━━ Data extract ━━
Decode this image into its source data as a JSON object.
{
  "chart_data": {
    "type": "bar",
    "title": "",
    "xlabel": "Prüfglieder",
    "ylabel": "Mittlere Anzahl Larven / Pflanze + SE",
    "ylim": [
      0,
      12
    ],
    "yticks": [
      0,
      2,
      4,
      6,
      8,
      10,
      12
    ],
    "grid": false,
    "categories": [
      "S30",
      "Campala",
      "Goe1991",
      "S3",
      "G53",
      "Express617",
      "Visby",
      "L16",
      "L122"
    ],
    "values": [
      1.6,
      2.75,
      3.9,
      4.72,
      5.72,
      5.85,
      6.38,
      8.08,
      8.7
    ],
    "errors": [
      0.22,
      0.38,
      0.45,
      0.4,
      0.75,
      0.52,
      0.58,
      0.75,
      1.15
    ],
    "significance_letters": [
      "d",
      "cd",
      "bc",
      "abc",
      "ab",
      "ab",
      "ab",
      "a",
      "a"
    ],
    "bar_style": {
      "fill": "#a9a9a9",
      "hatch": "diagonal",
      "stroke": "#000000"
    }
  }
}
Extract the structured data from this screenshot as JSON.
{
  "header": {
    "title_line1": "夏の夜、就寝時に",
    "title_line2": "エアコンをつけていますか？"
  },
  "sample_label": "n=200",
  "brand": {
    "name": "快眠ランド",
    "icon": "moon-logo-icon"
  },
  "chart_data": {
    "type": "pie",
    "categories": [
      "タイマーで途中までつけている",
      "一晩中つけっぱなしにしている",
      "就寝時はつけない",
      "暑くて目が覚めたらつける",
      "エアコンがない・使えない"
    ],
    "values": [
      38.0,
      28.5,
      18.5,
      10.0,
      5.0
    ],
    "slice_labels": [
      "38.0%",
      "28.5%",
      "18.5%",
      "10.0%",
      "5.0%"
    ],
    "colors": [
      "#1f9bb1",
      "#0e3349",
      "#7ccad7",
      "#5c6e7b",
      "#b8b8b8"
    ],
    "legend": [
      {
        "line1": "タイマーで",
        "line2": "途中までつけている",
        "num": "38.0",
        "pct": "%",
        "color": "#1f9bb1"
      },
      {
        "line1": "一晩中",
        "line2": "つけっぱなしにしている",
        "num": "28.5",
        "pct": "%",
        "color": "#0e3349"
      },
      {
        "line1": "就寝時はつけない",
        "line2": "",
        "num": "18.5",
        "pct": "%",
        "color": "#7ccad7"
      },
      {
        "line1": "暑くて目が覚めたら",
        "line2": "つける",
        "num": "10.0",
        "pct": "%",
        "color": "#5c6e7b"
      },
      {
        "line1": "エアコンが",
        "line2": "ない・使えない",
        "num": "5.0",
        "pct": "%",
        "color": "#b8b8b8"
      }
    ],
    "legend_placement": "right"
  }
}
━━━
__Requirements__. Review the preceding data and report every line that includes the string "this".

__Output of the task__.
Decode this image into its source data as a JSON object.
Extract the structured data from this screenshot as JSON.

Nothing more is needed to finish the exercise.